# START OF GIVEN ENTRIES
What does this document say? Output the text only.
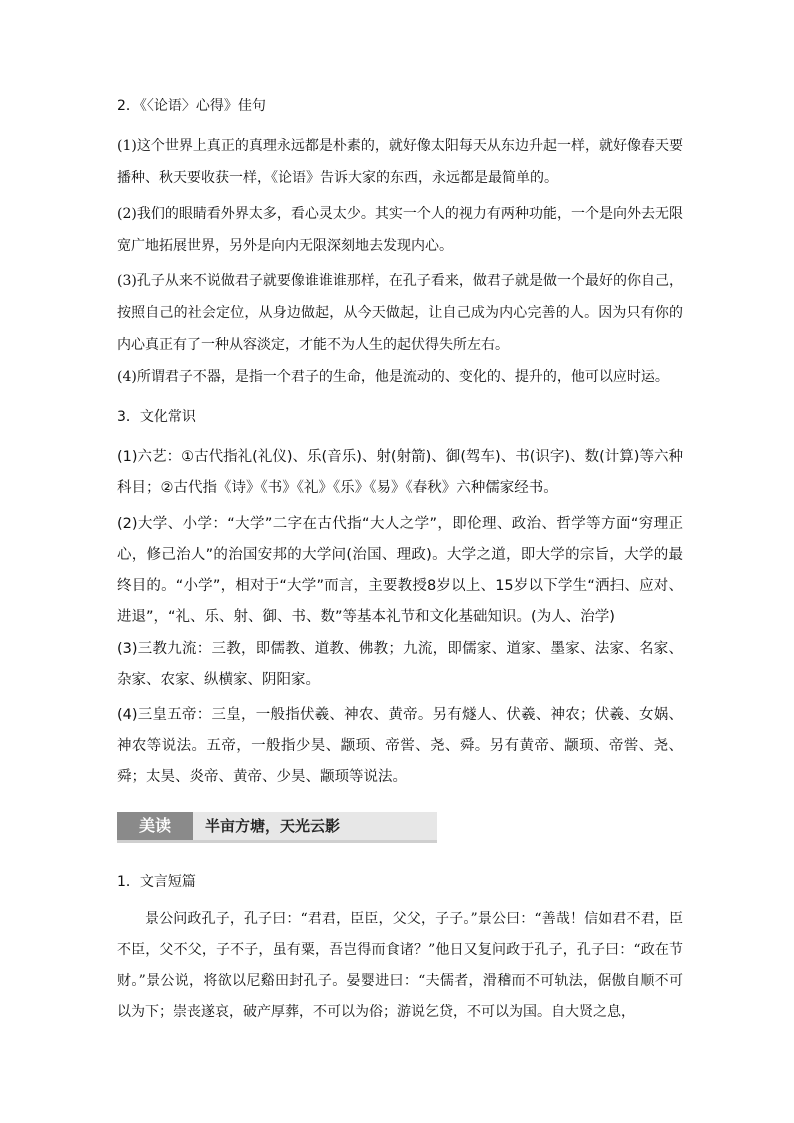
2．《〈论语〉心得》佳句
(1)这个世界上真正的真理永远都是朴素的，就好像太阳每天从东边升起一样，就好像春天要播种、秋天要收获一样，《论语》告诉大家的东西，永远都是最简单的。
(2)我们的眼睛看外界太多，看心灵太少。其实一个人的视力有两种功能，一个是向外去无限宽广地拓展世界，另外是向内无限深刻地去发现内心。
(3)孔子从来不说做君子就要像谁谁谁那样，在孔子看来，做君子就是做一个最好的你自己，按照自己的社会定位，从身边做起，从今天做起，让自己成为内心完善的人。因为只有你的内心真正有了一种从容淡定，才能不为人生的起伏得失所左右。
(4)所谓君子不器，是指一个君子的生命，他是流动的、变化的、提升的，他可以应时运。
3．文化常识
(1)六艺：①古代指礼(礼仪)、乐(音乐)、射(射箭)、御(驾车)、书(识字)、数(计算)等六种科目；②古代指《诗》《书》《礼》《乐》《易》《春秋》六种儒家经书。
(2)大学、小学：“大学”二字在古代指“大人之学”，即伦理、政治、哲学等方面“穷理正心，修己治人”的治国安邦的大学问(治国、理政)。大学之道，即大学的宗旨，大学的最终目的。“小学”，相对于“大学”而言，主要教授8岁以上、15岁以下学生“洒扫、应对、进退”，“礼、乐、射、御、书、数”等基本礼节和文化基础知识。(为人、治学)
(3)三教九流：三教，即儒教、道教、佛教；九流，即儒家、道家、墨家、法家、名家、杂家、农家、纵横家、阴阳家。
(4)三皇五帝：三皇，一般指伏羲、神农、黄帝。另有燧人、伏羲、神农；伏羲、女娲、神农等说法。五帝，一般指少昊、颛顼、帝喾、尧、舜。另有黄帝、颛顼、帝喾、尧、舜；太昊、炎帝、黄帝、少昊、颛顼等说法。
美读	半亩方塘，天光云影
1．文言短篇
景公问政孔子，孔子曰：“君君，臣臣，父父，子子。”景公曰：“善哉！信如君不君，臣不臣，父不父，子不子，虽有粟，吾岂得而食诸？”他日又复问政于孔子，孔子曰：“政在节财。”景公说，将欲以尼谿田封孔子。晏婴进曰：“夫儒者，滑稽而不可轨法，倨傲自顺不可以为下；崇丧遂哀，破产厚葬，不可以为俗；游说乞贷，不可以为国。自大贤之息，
# END OF GIVEN ENTRIES
# START OF GIVEN ENTRIES
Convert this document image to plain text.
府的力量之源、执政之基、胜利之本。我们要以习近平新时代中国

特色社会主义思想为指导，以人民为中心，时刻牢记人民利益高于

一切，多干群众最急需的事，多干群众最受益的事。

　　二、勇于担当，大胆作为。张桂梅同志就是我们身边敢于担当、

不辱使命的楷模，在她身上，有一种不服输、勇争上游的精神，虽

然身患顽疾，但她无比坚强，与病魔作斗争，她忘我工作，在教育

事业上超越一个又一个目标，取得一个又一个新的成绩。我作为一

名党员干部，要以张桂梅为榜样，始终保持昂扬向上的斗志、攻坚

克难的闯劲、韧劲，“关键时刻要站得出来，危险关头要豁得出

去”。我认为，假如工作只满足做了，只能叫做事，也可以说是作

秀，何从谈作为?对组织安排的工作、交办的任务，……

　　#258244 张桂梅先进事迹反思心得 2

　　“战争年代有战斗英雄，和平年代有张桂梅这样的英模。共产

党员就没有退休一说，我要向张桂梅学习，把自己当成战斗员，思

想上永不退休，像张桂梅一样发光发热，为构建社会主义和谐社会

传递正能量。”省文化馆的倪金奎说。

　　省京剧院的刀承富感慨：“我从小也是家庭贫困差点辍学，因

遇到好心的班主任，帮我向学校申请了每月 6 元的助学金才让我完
# END OF GIVEN ENTRIES
# START OF GIVEN ENTRIES
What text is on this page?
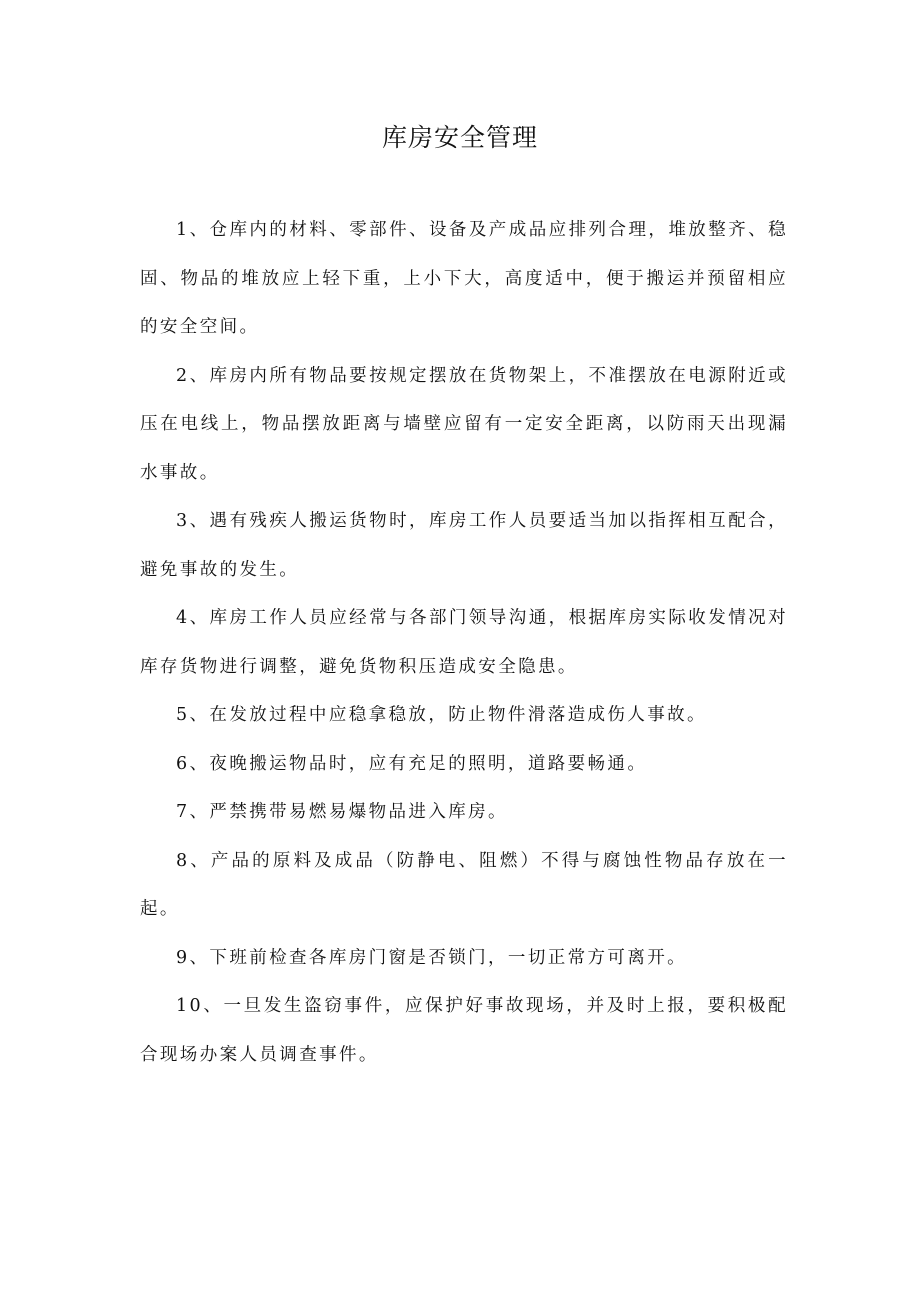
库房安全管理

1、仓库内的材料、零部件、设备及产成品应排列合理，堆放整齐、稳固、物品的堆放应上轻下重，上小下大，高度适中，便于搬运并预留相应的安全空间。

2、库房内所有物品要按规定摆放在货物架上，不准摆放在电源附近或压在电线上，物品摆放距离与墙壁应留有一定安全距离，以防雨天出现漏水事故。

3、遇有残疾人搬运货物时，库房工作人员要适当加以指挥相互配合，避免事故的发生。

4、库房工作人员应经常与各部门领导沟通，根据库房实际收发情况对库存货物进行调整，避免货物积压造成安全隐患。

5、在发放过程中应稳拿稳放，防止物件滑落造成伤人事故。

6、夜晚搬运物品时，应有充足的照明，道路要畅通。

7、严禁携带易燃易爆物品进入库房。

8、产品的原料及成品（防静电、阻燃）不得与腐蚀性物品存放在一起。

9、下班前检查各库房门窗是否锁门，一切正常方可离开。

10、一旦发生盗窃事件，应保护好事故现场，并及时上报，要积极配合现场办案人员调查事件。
# END OF GIVEN ENTRIES
WORK TO BE COMPLETED - Determine how many lines contain the word "What" and reply with that number alone.

SOLUTION TO THE EXERCISE - 2